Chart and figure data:
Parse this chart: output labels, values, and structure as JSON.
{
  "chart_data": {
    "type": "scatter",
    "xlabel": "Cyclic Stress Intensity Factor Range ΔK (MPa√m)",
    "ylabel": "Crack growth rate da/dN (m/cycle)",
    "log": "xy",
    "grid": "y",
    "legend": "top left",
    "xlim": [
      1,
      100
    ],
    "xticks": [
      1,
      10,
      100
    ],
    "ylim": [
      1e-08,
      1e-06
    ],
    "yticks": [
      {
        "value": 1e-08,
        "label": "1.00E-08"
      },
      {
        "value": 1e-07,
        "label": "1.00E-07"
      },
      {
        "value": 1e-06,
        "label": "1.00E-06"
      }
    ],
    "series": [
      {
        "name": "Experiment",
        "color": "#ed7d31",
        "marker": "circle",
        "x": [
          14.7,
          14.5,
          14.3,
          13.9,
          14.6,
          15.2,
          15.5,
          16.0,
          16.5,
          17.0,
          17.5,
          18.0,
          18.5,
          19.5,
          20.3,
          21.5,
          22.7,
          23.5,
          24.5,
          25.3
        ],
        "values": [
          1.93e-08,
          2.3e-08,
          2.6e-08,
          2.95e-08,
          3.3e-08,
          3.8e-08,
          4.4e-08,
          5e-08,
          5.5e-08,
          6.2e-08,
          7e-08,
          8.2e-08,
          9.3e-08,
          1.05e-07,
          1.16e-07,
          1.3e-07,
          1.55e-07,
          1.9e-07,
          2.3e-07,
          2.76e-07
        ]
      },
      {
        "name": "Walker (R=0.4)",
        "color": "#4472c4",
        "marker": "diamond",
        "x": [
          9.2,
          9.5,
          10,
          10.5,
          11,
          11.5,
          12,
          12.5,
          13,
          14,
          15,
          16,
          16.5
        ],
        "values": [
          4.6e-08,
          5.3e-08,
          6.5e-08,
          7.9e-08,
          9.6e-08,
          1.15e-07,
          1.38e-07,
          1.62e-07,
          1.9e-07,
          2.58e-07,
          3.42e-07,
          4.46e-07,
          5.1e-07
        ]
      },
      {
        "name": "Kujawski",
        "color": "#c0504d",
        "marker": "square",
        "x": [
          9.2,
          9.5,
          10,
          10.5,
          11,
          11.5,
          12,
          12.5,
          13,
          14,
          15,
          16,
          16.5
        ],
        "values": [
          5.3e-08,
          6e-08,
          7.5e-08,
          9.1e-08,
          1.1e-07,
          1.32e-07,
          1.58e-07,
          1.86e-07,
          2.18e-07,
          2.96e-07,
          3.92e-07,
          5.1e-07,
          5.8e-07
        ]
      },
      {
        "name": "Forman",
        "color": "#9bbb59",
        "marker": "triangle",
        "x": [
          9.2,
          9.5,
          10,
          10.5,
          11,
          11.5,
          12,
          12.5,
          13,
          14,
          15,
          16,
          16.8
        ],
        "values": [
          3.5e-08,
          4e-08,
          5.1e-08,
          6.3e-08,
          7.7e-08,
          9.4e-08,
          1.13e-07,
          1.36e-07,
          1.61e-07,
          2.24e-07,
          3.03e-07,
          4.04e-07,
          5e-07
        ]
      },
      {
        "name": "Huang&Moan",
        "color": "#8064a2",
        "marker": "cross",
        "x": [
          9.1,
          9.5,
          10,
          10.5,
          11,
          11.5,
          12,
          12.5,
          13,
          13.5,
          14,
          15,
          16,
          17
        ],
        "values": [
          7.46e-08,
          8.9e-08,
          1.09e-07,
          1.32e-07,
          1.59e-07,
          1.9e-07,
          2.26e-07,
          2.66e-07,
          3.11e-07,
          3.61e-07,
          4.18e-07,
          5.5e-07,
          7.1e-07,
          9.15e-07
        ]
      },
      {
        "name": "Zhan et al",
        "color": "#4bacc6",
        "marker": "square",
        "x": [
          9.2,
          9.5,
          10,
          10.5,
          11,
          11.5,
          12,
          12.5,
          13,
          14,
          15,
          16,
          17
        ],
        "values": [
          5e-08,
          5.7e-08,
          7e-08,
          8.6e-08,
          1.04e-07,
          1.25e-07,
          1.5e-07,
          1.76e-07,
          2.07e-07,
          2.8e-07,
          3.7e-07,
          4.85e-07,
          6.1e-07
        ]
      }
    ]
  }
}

> [TASK REQUIREMENTS]
Write out the full listing exactly as given.

> [FINAL RESULT]
Parse this chart: output labels, values, and structure as JSON.
{
  "chart_data": {
    "type": "scatter",
    "xlabel": "Cyclic Stress Intensity Factor Range ΔK (MPa√m)",
    "ylabel": "Crack growth rate da/dN (m/cycle)",
    "log": "xy",
    "grid": "y",
    "legend": "top left",
    "xlim": [
      1,
      100
    ],
    "xticks": [
      1,
      10,
      100
    ],
    "ylim": [
      1e-08,
      1e-06
    ],
    "yticks": [
      {
        "value": 1e-08,
        "label": "1.00E-08"
      },
      {
        "value": 1e-07,
        "label": "1.00E-07"
      },
      {
        "value": 1e-06,
        "label": "1.00E-06"
      }
    ],
    "series": [
      {
        "name": "Experiment",
        "color": "#ed7d31",
        "marker": "circle",
        "x": [
          14.7,
          14.5,
          14.3,
          13.9,
          14.6,
          15.2,
          15.5,
          16.0,
          16.5,
          17.0,
          17.5,
          18.0,
          18.5,
          19.5,
          20.3,
          21.5,
          22.7,
          23.5,
          24.5,
          25.3
        ],
        "values": [
          1.93e-08,
          2.3e-08,
          2.6e-08,
          2.95e-08,
          3.3e-08,
          3.8e-08,
          4.4e-08,
          5e-08,
          5.5e-08,
          6.2e-08,
          7e-08,
          8.2e-08,
          9.3e-08,
          1.05e-07,
          1.16e-07,
          1.3e-07,
          1.55e-07,
          1.9e-07,
          2.3e-07,
          2.76e-07
        ]
      },
      {
        "name": "Walker (R=0.4)",
        "color": "#4472c4",
        "marker": "diamond",
        "x": [
          9.2,
          9.5,
          10,
          10.5,
          11,
          11.5,
          12,
          12.5,
          13,
          14,
          15,
          16,
          16.5
        ],
        "values": [
          4.6e-08,
          5.3e-08,
          6.5e-08,
          7.9e-08,
          9.6e-08,
          1.15e-07,
          1.38e-07,
          1.62e-07,
          1.9e-07,
          2.58e-07,
          3.42e-07,
          4.46e-07,
          5.1e-07
        ]
      },
      {
        "name": "Kujawski",
        "color": "#c0504d",
        "marker": "square",
        "x": [
          9.2,
          9.5,
          10,
          10.5,
          11,
          11.5,
          12,
          12.5,
          13,
          14,
          15,
          16,
          16.5
        ],
        "values": [
          5.3e-08,
          6e-08,
          7.5e-08,
          9.1e-08,
          1.1e-07,
          1.32e-07,
          1.58e-07,
          1.86e-07,
          2.18e-07,
          2.96e-07,
          3.92e-07,
          5.1e-07,
          5.8e-07
        ]
      },
      {
        "name": "Forman",
        "color": "#9bbb59",
        "marker": "triangle",
        "x": [
          9.2,
          9.5,
          10,
          10.5,
          11,
          11.5,
          12,
          12.5,
          13,
          14,
          15,
          16,
          16.8
        ],
        "values": [
          3.5e-08,
          4e-08,
          5.1e-08,
          6.3e-08,
          7.7e-08,
          9.4e-08,
          1.13e-07,
          1.36e-07,
          1.61e-07,
          2.24e-07,
          3.03e-07,
          4.04e-07,
          5e-07
        ]
      },
      {
        "name": "Huang&Moan",
        "color": "#8064a2",
        "marker": "cross",
        "x": [
          9.1,
          9.5,
          10,
          10.5,
          11,
          11.5,
          12,
          12.5,
          13,
          13.5,
          14,
          15,
          16,
          17
        ],
        "values": [
          7.46e-08,
          8.9e-08,
          1.09e-07,
          1.32e-07,
          1.59e-07,
          1.9e-07,
          2.26e-07,
          2.66e-07,
          3.11e-07,
          3.61e-07,
          4.18e-07,
          5.5e-07,
          7.1e-07,
          9.15e-07
        ]
      },
      {
        "name": "Zhan et al",
        "color": "#4bacc6",
        "marker": "square",
        "x": [
          9.2,
          9.5,
          10,
          10.5,
          11,
          11.5,
          12,
          12.5,
          13,
          14,
          15,
          16,
          17
        ],
        "values": [
          5e-08,
          5.7e-08,
          7e-08,
          8.6e-08,
          1.04e-07,
          1.25e-07,
          1.5e-07,
          1.76e-07,
          2.07e-07,
          2.8e-07,
          3.7e-07,
          4.85e-07,
          6.1e-07
        ]
      }
    ]
  }
}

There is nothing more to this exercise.